[Lines of data]
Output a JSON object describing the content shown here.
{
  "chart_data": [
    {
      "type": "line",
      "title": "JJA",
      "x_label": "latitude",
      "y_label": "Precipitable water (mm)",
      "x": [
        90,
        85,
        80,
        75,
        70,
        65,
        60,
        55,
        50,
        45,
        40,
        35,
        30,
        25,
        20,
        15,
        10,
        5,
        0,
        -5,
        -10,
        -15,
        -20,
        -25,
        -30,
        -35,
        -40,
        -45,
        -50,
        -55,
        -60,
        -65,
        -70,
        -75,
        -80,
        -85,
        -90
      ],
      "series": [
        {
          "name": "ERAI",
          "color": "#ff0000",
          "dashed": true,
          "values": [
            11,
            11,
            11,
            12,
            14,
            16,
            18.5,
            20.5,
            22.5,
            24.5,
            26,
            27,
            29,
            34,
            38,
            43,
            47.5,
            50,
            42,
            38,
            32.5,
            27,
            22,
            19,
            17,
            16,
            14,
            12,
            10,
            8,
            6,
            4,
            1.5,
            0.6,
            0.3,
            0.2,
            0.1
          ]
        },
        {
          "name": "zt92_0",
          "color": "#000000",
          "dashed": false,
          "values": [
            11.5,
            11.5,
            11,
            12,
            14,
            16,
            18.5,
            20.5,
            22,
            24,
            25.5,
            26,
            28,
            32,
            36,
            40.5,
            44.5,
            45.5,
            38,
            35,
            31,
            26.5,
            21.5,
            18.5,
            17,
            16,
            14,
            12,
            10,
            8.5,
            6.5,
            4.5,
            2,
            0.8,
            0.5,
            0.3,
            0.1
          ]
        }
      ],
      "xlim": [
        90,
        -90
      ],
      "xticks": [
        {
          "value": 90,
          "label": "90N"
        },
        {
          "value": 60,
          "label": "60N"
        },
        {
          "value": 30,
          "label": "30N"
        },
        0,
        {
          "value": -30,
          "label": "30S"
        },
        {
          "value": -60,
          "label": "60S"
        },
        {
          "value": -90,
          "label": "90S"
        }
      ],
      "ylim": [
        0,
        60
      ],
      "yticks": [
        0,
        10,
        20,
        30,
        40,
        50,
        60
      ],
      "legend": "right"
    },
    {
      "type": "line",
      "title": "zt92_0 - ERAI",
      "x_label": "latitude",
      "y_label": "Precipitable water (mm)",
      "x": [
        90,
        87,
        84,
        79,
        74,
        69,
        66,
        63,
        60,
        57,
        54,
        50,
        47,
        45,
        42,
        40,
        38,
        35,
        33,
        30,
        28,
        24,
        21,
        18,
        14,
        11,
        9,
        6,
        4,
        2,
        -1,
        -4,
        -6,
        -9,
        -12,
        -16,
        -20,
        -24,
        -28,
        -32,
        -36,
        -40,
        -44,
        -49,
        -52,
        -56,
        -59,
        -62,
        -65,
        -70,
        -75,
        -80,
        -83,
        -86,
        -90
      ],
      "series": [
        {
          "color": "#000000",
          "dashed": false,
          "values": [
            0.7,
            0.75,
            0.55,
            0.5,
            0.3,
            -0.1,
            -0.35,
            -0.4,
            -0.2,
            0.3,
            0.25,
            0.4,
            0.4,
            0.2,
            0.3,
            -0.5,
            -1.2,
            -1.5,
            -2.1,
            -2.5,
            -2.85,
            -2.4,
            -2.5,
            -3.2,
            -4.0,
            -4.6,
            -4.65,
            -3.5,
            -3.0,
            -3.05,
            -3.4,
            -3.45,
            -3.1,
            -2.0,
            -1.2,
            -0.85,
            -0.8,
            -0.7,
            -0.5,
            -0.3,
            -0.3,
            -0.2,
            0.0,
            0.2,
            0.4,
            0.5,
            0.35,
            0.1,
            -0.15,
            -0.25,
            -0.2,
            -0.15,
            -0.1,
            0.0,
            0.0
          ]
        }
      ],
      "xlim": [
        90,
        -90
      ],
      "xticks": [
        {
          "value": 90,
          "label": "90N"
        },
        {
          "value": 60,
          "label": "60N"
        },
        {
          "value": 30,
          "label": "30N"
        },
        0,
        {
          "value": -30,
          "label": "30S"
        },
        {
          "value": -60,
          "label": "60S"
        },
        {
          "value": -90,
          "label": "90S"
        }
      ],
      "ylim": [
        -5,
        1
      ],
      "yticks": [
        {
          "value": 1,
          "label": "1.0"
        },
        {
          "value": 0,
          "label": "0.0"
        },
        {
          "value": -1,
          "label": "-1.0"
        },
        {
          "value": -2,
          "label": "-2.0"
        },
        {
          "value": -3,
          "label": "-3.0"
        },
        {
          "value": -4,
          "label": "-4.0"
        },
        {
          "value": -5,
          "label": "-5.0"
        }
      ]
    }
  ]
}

EXERCISE OBJECTIVE: Produce an exact copy of every entry above.

WRITTEN RESPONSE:
Output a JSON object describing the content shown here.
{
  "chart_data": [
    {
      "type": "line",
      "title": "JJA",
      "x_label": "latitude",
      "y_label": "Precipitable water (mm)",
      "x": [
        90,
        85,
        80,
        75,
        70,
        65,
        60,
        55,
        50,
        45,
        40,
        35,
        30,
        25,
        20,
        15,
        10,
        5,
        0,
        -5,
        -10,
        -15,
        -20,
        -25,
        -30,
        -35,
        -40,
        -45,
        -50,
        -55,
        -60,
        -65,
        -70,
        -75,
        -80,
        -85,
        -90
      ],
      "series": [
        {
          "name": "ERAI",
          "color": "#ff0000",
          "dashed": true,
          "values": [
            11,
            11,
            11,
            12,
            14,
            16,
            18.5,
            20.5,
            22.5,
            24.5,
            26,
            27,
            29,
            34,
            38,
            43,
            47.5,
            50,
            42,
            38,
            32.5,
            27,
            22,
            19,
            17,
            16,
            14,
            12,
            10,
            8,
            6,
            4,
            1.5,
            0.6,
            0.3,
            0.2,
            0.1
          ]
        },
        {
          "name": "zt92_0",
          "color": "#000000",
          "dashed": false,
          "values": [
            11.5,
            11.5,
            11,
            12,
            14,
            16,
            18.5,
            20.5,
            22,
            24,
            25.5,
            26,
            28,
            32,
            36,
            40.5,
            44.5,
            45.5,
            38,
            35,
            31,
            26.5,
            21.5,
            18.5,
            17,
            16,
            14,
            12,
            10,
            8.5,
            6.5,
            4.5,
            2,
            0.8,
            0.5,
            0.3,
            0.1
          ]
        }
      ],
      "xlim": [
        90,
        -90
      ],
      "xticks": [
        {
          "value": 90,
          "label": "90N"
        },
        {
          "value": 60,
          "label": "60N"
        },
        {
          "value": 30,
          "label": "30N"
        },
        0,
        {
          "value": -30,
          "label": "30S"
        },
        {
          "value": -60,
          "label": "60S"
        },
        {
          "value": -90,
          "label": "90S"
        }
      ],
      "ylim": [
        0,
        60
      ],
      "yticks": [
        0,
        10,
        20,
        30,
        40,
        50,
        60
      ],
      "legend": "right"
    },
    {
      "type": "line",
      "title": "zt92_0 - ERAI",
      "x_label": "latitude",
      "y_label": "Precipitable water (mm)",
      "x": [
        90,
        87,
        84,
        79,
        74,
        69,
        66,
        63,
        60,
        57,
        54,
        50,
        47,
        45,
        42,
        40,
        38,
        35,
        33,
        30,
        28,
        24,
        21,
        18,
        14,
        11,
        9,
        6,
        4,
        2,
        -1,
        -4,
        -6,
        -9,
        -12,
        -16,
        -20,
        -24,
        -28,
        -32,
        -36,
        -40,
        -44,
        -49,
        -52,
        -56,
        -59,
        -62,
        -65,
        -70,
        -75,
        -80,
        -83,
        -86,
        -90
      ],
      "series": [
        {
          "color": "#000000",
          "dashed": false,
          "values": [
            0.7,
            0.75,
            0.55,
            0.5,
            0.3,
            -0.1,
            -0.35,
            -0.4,
            -0.2,
            0.3,
            0.25,
            0.4,
            0.4,
            0.2,
            0.3,
            -0.5,
            -1.2,
            -1.5,
            -2.1,
            -2.5,
            -2.85,
            -2.4,
            -2.5,
            -3.2,
            -4.0,
            -4.6,
            -4.65,
            -3.5,
            -3.0,
            -3.05,
            -3.4,
            -3.45,
            -3.1,
            -2.0,
            -1.2,
            -0.85,
            -0.8,
            -0.7,
            -0.5,
            -0.3,
            -0.3,
            -0.2,
            0.0,
            0.2,
            0.4,
            0.5,
            0.35,
            0.1,
            -0.15,
            -0.25,
            -0.2,
            -0.15,
            -0.1,
            0.0,
            0.0
          ]
        }
      ],
      "xlim": [
        90,
        -90
      ],
      "xticks": [
        {
          "value": 90,
          "label": "90N"
        },
        {
          "value": 60,
          "label": "60N"
        },
        {
          "value": 30,
          "label": "30N"
        },
        0,
        {
          "value": -30,
          "label": "30S"
        },
        {
          "value": -60,
          "label": "60S"
        },
        {
          "value": -90,
          "label": "90S"
        }
      ],
      "ylim": [
        -5,
        1
      ],
      "yticks": [
        {
          "value": 1,
          "label": "1.0"
        },
        {
          "value": 0,
          "label": "0.0"
        },
        {
          "value": -1,
          "label": "-1.0"
        },
        {
          "value": -2,
          "label": "-2.0"
        },
        {
          "value": -3,
          "label": "-3.0"
        },
        {
          "value": -4,
          "label": "-4.0"
        },
        {
          "value": -5,
          "label": "-5.0"
        }
      ]
    }
  ]
}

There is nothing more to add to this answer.